Organizing for Clutter Addicts

Zen paperworkI’m a big believer in the aesthetic appeal of a bit of clutter. Countertops and coffee tables look naked without a few books or plants; I’m only productive at my desk if I have little piles of notes and research for the task at hand, even if it’s just writing a grocery list. Sometimes, though, it gets out of hand. “A few” books turns into a stack as precarious as a mid-game Jenga tower. The desktop disappears entirely–Was it wood? Metal? I don’t recall.

However, the person with whom I live–my fiancee–basically has a black belt in organizing. Everything has a place, and that place is not on our tables our countertops. She helps keep my clutter habits in check, and she’s taught me a few things.

Stop procrastinating
Put it on your schedule: “Spend afternoon organizing.” Don’t let anything else bump the appointment. Reward yourself with a fun outing afterward.

Start small
You aren’t going to become a neat-freak overnight. Figure out a few areas of the apartment to tackle first. Start with something really easy, like a small bookshelf or anything else you can whip into shape easily. The sense of accomplishment from that first completion will help encourage you to keep going.

Build de-cluttering into your daily routine
Practice makes perfect, right? And making a given task a part of the everyday flow of life will make you better and more efficient at it, as well as ensuring that it’s never too daunting. Clearing a couple the coffee table every day before bed is easy, much more so than letting the mail and random detritus pile up, so that it becomes a terrifying, hours-long chore to sort through it all, and … Hey, let’s watch Netflix instead and worry about this tomorrow.

__EXCERPTED RECORDS__.
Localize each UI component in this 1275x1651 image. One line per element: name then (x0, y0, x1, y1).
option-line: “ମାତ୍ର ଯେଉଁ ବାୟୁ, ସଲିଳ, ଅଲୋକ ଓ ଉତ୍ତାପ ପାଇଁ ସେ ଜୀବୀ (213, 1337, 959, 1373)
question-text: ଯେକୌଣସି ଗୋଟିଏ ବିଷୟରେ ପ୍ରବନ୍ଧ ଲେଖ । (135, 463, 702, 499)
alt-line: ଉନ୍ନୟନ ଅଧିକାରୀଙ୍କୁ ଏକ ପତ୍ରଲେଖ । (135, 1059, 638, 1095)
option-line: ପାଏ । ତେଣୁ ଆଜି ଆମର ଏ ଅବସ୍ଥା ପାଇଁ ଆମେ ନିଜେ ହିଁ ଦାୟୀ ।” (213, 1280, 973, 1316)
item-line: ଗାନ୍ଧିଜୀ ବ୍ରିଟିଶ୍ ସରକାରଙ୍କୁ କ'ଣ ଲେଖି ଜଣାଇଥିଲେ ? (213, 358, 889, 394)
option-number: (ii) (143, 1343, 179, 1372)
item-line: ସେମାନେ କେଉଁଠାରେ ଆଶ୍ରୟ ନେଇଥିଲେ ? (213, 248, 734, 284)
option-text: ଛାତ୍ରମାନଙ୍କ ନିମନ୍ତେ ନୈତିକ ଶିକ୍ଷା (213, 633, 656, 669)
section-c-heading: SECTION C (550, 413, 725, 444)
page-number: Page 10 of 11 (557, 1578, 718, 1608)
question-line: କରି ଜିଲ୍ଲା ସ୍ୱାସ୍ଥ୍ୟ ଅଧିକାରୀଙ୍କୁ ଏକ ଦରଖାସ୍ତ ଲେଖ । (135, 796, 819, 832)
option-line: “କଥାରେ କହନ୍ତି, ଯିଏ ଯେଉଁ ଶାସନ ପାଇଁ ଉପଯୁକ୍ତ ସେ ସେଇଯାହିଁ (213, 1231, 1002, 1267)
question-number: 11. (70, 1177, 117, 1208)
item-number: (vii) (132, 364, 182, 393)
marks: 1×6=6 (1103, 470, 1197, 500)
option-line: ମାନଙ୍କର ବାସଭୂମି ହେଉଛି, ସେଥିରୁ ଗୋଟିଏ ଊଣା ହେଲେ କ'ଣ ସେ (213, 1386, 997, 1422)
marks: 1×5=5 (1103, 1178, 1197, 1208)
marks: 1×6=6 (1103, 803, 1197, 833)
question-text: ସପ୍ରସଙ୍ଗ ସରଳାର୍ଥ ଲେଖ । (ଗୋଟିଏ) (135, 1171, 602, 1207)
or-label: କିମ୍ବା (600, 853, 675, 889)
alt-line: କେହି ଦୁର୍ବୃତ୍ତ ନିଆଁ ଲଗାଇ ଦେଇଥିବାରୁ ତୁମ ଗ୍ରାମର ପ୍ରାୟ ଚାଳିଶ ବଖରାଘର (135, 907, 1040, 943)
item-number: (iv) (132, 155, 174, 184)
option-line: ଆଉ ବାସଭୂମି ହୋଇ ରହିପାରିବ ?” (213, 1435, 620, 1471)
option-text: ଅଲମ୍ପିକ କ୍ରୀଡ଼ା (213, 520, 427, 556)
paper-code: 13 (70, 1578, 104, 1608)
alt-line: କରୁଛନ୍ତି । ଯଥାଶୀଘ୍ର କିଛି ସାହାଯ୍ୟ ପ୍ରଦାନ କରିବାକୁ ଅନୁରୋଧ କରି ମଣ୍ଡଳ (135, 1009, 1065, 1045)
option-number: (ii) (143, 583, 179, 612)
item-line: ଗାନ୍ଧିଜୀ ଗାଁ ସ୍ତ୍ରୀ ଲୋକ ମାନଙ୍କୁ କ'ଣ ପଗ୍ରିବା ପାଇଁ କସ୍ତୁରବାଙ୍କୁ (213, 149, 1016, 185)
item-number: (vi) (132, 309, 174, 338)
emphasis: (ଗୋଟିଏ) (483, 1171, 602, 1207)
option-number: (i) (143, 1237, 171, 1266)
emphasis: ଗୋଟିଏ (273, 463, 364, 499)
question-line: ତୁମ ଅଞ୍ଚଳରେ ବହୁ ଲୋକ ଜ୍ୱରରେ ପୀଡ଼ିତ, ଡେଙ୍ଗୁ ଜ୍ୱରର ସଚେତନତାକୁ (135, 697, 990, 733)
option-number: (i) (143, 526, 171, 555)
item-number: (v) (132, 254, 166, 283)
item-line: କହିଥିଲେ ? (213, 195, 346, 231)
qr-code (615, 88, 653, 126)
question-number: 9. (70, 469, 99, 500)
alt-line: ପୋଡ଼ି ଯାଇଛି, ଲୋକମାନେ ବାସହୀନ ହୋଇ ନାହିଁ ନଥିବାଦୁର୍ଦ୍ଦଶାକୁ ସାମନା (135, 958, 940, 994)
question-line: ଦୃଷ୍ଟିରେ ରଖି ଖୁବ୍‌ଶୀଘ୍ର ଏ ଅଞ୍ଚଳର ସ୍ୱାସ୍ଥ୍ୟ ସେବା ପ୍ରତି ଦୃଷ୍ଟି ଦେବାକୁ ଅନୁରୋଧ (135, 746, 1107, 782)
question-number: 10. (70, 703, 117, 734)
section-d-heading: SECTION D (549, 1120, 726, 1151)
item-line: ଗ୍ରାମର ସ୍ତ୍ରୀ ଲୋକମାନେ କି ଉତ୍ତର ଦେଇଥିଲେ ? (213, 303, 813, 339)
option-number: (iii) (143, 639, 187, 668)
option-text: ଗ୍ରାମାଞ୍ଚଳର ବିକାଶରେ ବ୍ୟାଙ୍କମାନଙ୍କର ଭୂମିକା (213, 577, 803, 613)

__WHAT IS NEEDED__.
Extend the piece on organizing for clutter addicts beyond its last sentence, keeping its tone and format.

__ANSWER FOR THE TASK__.
If you brush your teeth every day, you’re capable of spending the same amount of time de-cluttering every day. Make it a habit.

Figure out your own best format
I have way too many papers. Clippings from magazines. Postcards from friends. Research for writing projects. Reminders to myself to run various errands. I’m more at ease when I can see what I need and it’s not completely hidden away in a filing cabinet. This used to mean that I just had everything sprawled in different piles. But I finally figured out that there are certain things I don’t mind having stored away–copies of paid bills, for example–and other things, like research documents for writing projects, are fine to have filed away as long as I can see the files in a single sweeping glance from my desk. So those documents still get filed, but they’re in file-holders on top of my desk. Other things, like receipts, go into small plastic baskets, and then get filed away on a roughly weekly basis.

This scheme sounds neurotic and complicated, I realize–and it probably is–but it works for me. Everything now has a place–a place is specifically not in a pile on the coffee table–and I try to make sure I put it there quickly, rather than in some intermediate holding spot.

If it belongs in the recycling, put it there right away
Junk mail doesn’t need to live on the kitchen counter for three weeks. It goes straight from the mailbox to the recycle bin. Done. Same goes for pocket scraps (such as train tickets or unneeded receipts): walk in the door and toss it.

Work together with your roommate and hold each other accountable
If our collective clutter starts to pile up, my fiancee and I will sometimes dedicate an hour on a Saturday to just cranking up the radio and dealing with the piles. It’s easier if you’re working on the task with someone else.

Shoving things aside doesn’t actually fix the problem
When the doorbell rings before you’re actually ready for your dinner guests, it’s easy and often necessary to quickly shove everything into a back closet. (Of course, if you’ve been de-cluttering as a matter of everyday habit, there shouldn’t be too much to do …) But don’t just leave it there for weeks, out of sight, out of mind, until it gets buried by more stuff the next time you have company. Again, the accumulation of clutter is what makes organizing so daunting. So, sure, hide it in the back room. But then, as soon as you can, deal with it. Sort it, file it, organize it.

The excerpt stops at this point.